» Exercise task
Exactly as written, quote every line that follows, skipping the images.
*-*-*
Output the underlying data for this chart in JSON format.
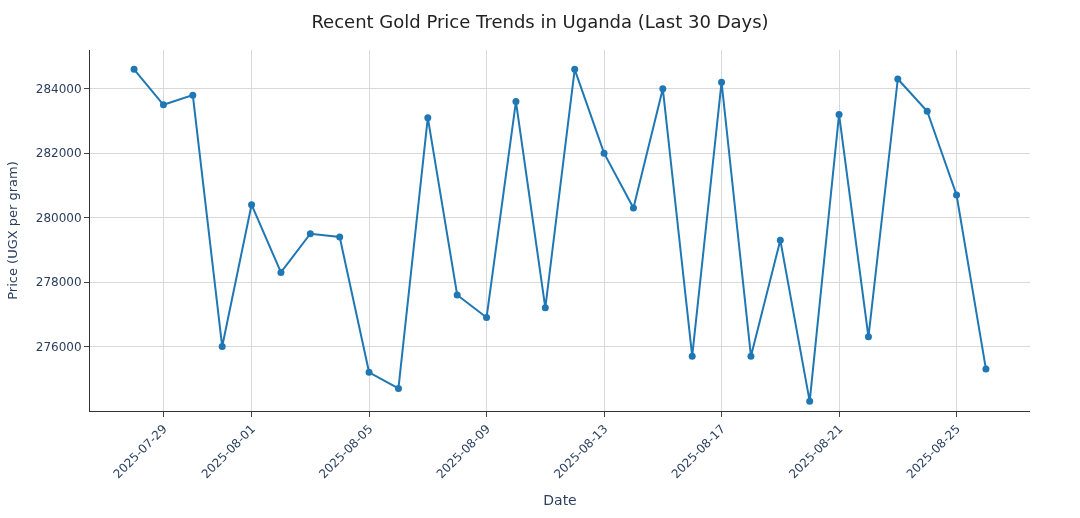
{
  "chart_data": {
    "type": "line",
    "title": "Recent Gold Price Trends in Uganda (Last 30 Days)",
    "xlabel": "Date",
    "ylabel": "Price (UGX per gram)",
    "x": [
      "2025-07-28",
      "2025-07-29",
      "2025-07-30",
      "2025-07-31",
      "2025-08-01",
      "2025-08-02",
      "2025-08-03",
      "2025-08-04",
      "2025-08-05",
      "2025-08-06",
      "2025-08-07",
      "2025-08-08",
      "2025-08-09",
      "2025-08-10",
      "2025-08-11",
      "2025-08-12",
      "2025-08-13",
      "2025-08-14",
      "2025-08-15",
      "2025-08-16",
      "2025-08-17",
      "2025-08-18",
      "2025-08-19",
      "2025-08-20",
      "2025-08-21",
      "2025-08-22",
      "2025-08-23",
      "2025-08-24",
      "2025-08-25",
      "2025-08-26"
    ],
    "series": [
      {
        "color": "#1f77b4",
        "values": [
          284600,
          283500,
          283800,
          276000,
          280400,
          278300,
          279500,
          279400,
          275200,
          274700,
          283100,
          277600,
          276900,
          283600,
          277200,
          284600,
          282000,
          280300,
          284000,
          275700,
          284200,
          275700,
          279300,
          274300,
          283200,
          276300,
          284300,
          283300,
          280700,
          275300
        ]
      }
    ],
    "xlim": [
      "2025-07-26T12:00",
      "2025-08-27T12:00"
    ],
    "xticks": [
      "2025-07-29",
      "2025-08-01",
      "2025-08-05",
      "2025-08-09",
      "2025-08-13",
      "2025-08-17",
      "2025-08-21",
      "2025-08-25"
    ],
    "ylim": [
      274000,
      285200
    ],
    "yticks": [
      276000,
      278000,
      280000,
      282000,
      284000
    ],
    "grid": true,
    "marker": "circle",
    "line_style": "solid",
    "legend": false
  }
}
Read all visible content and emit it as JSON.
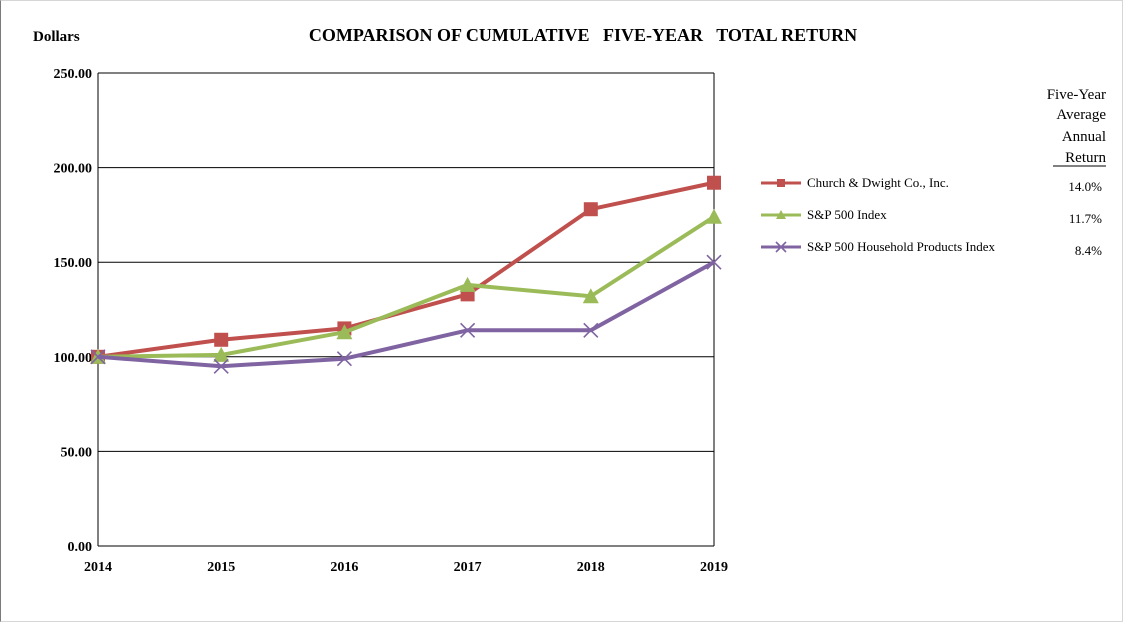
{
  "chart_data": {
    "type": "line",
    "title": "COMPARISON OF CUMULATIVE   FIVE-YEAR   TOTAL RETURN",
    "ylabel": "Dollars",
    "xlabel": "",
    "x": [
      "2014",
      "2015",
      "2016",
      "2017",
      "2018",
      "2019"
    ],
    "ylim": [
      0,
      250
    ],
    "yticks": [
      "0.00",
      "50.00",
      "100.00",
      "150.00",
      "200.00",
      "250.00"
    ],
    "grid": "horizontal",
    "legend_placement": "right",
    "series": [
      {
        "name": "Church & Dwight Co., Inc.",
        "values": [
          100,
          109,
          115,
          133,
          178,
          192
        ],
        "color": "#c0504d",
        "marker": "square"
      },
      {
        "name": "S&P 500 Index",
        "values": [
          100,
          101,
          113,
          138,
          132,
          174
        ],
        "color": "#9bbb59",
        "marker": "triangle"
      },
      {
        "name": "S&P 500 Household Products Index",
        "values": [
          100,
          95,
          99,
          114,
          114,
          150
        ],
        "color": "#8064a2",
        "marker": "x"
      }
    ],
    "returns_header": [
      "Five-Year",
      "Average",
      "Annual",
      "Return"
    ],
    "returns": [
      "14.0%",
      "11.7%",
      "8.4%"
    ]
  }
}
*-*-*
» Written solution
Output the underlying data for this chart in JSON format.
{
  "chart_data": {
    "type": "line",
    "title": "Recent Gold Price Trends in Uganda (Last 30 Days)",
    "xlabel": "Date",
    "ylabel": "Price (UGX per gram)",
    "x": [
      "2025-07-28",
      "2025-07-29",
      "2025-07-30",
      "2025-07-31",
      "2025-08-01",
      "2025-08-02",
      "2025-08-03",
      "2025-08-04",
      "2025-08-05",
      "2025-08-06",
      "2025-08-07",
      "2025-08-08",
      "2025-08-09",
      "2025-08-10",
      "2025-08-11",
      "2025-08-12",
      "2025-08-13",
      "2025-08-14",
      "2025-08-15",
      "2025-08-16",
      "2025-08-17",
      "2025-08-18",
      "2025-08-19",
      "2025-08-20",
      "2025-08-21",
      "2025-08-22",
      "2025-08-23",
      "2025-08-24",
      "2025-08-25",
      "2025-08-26"
    ],
    "series": [
      {
        "color": "#1f77b4",
        "values": [
          284600,
          283500,
          283800,
          276000,
          280400,
          278300,
          279500,
          279400,
          275200,
          274700,
          283100,
          277600,
          276900,
          283600,
          277200,
          284600,
          282000,
          280300,
          284000,
          275700,
          284200,
          275700,
          279300,
          274300,
          283200,
          276300,
          284300,
          283300,
          280700,
          275300
        ]
      }
    ],
    "xlim": [
      "2025-07-26T12:00",
      "2025-08-27T12:00"
    ],
    "xticks": [
      "2025-07-29",
      "2025-08-01",
      "2025-08-05",
      "2025-08-09",
      "2025-08-13",
      "2025-08-17",
      "2025-08-21",
      "2025-08-25"
    ],
    "ylim": [
      274000,
      285200
    ],
    "yticks": [
      276000,
      278000,
      280000,
      282000,
      284000
    ],
    "grid": true,
    "marker": "circle",
    "line_style": "solid",
    "legend": false
  }
}
Read all visible content and emit it as JSON.
{
  "chart_data": {
    "type": "line",
    "title": "COMPARISON OF CUMULATIVE   FIVE-YEAR   TOTAL RETURN",
    "ylabel": "Dollars",
    "xlabel": "",
    "x": [
      "2014",
      "2015",
      "2016",
      "2017",
      "2018",
      "2019"
    ],
    "ylim": [
      0,
      250
    ],
    "yticks": [
      "0.00",
      "50.00",
      "100.00",
      "150.00",
      "200.00",
      "250.00"
    ],
    "grid": "horizontal",
    "legend_placement": "right",
    "series": [
      {
        "name": "Church & Dwight Co., Inc.",
        "values": [
          100,
          109,
          115,
          133,
          178,
          192
        ],
        "color": "#c0504d",
        "marker": "square"
      },
      {
        "name": "S&P 500 Index",
        "values": [
          100,
          101,
          113,
          138,
          132,
          174
        ],
        "color": "#9bbb59",
        "marker": "triangle"
      },
      {
        "name": "S&P 500 Household Products Index",
        "values": [
          100,
          95,
          99,
          114,
          114,
          150
        ],
        "color": "#8064a2",
        "marker": "x"
      }
    ],
    "returns_header": [
      "Five-Year",
      "Average",
      "Annual",
      "Return"
    ],
    "returns": [
      "14.0%",
      "11.7%",
      "8.4%"
    ]
  }
}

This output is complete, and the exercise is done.